===== Provided data

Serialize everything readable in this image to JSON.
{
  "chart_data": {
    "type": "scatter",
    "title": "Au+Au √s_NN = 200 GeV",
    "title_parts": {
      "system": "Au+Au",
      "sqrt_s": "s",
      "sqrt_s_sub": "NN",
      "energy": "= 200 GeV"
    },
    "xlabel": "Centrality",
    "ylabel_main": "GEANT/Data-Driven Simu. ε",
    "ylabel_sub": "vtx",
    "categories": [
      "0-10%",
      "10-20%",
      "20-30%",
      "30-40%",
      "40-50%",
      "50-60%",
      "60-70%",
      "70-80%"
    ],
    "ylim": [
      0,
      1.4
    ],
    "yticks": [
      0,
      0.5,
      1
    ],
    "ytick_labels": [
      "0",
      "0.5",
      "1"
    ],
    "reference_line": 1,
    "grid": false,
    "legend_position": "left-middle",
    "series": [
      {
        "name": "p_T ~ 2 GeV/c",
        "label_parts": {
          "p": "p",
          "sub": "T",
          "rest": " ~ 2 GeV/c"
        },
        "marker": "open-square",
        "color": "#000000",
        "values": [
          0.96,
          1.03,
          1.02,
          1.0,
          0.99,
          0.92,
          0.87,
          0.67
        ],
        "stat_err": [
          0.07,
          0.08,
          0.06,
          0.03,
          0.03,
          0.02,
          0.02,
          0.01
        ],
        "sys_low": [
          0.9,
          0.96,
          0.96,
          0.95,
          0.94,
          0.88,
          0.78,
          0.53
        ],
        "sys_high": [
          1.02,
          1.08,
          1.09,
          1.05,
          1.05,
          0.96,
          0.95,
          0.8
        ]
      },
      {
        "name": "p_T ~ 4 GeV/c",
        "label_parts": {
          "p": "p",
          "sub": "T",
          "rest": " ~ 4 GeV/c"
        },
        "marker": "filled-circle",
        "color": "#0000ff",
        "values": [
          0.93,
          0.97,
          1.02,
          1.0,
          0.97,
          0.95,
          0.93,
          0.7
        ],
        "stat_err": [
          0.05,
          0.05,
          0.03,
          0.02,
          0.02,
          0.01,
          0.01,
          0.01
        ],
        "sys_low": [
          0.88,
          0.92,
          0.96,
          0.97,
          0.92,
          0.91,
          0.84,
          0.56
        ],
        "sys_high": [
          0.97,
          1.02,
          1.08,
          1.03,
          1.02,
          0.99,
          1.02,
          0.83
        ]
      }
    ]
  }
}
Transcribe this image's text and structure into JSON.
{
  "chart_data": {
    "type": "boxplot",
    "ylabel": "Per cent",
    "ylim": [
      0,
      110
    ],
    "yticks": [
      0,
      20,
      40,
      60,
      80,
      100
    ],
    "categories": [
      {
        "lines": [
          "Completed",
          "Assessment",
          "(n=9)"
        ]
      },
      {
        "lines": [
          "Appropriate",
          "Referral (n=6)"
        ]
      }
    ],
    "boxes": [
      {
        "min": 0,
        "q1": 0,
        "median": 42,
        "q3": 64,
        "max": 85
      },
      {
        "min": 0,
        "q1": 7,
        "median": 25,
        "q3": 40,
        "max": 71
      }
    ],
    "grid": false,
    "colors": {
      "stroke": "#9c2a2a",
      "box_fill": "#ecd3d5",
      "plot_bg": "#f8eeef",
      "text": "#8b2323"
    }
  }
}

==========
===== Provided data

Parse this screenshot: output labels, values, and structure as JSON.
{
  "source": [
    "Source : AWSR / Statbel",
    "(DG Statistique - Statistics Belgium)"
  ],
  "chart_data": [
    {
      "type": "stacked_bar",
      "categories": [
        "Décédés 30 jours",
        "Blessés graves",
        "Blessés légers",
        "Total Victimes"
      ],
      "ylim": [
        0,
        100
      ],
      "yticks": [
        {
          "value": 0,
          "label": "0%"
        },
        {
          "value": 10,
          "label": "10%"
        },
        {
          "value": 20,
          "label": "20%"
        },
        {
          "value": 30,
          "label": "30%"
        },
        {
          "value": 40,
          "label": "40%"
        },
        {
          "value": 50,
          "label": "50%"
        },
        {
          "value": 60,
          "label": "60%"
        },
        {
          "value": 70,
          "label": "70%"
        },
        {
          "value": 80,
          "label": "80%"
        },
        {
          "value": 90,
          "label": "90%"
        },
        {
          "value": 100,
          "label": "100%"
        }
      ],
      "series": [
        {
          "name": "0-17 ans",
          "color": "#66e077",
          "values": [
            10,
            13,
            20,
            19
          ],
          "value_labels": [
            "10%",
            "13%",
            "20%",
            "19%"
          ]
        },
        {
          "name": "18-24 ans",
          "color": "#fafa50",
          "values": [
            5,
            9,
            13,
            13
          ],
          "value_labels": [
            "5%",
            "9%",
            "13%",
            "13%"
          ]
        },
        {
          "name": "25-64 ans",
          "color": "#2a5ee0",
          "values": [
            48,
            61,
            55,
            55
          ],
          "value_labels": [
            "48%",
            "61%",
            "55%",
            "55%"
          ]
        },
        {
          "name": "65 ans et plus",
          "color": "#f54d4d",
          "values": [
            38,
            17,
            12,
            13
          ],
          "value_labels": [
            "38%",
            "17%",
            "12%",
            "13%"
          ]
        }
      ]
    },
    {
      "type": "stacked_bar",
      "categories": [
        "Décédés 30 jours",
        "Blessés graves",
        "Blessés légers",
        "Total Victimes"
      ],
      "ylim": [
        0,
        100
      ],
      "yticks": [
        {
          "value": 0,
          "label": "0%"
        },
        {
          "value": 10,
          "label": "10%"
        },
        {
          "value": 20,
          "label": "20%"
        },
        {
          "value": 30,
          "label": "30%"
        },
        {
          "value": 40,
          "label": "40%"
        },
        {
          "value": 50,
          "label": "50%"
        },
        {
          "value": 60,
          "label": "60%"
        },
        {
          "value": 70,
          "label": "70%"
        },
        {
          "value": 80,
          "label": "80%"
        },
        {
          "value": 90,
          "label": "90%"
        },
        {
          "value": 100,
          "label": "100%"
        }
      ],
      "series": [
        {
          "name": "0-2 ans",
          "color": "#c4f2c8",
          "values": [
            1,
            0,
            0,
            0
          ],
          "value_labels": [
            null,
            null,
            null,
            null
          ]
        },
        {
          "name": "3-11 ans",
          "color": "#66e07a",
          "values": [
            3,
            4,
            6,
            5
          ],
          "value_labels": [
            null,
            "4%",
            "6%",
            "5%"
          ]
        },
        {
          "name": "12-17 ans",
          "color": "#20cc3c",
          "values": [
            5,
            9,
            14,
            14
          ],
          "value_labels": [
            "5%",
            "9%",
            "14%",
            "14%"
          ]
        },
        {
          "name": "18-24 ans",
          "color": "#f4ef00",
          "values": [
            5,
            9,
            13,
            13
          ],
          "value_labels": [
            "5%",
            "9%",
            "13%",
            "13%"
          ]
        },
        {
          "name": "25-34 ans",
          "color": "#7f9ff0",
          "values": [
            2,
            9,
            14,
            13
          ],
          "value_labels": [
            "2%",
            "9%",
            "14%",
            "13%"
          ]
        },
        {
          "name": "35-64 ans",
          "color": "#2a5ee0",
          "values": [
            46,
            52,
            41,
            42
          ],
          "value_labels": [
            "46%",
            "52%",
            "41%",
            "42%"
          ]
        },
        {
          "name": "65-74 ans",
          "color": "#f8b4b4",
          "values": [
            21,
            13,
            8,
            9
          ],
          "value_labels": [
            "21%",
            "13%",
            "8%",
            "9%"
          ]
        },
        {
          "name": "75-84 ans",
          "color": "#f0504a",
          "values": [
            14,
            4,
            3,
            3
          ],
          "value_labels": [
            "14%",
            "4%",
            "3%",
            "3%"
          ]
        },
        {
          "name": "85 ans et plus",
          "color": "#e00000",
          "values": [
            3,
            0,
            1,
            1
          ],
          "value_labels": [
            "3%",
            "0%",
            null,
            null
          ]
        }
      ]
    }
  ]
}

==========

• [What needs to be done]: Review the preceding data and report every line that includes the string "this".

• [Correct result]:
Serialize everything readable in this image to JSON.
Transcribe this image's text and structure into JSON.
Parse this screenshot: output labels, values, and structure as JSON.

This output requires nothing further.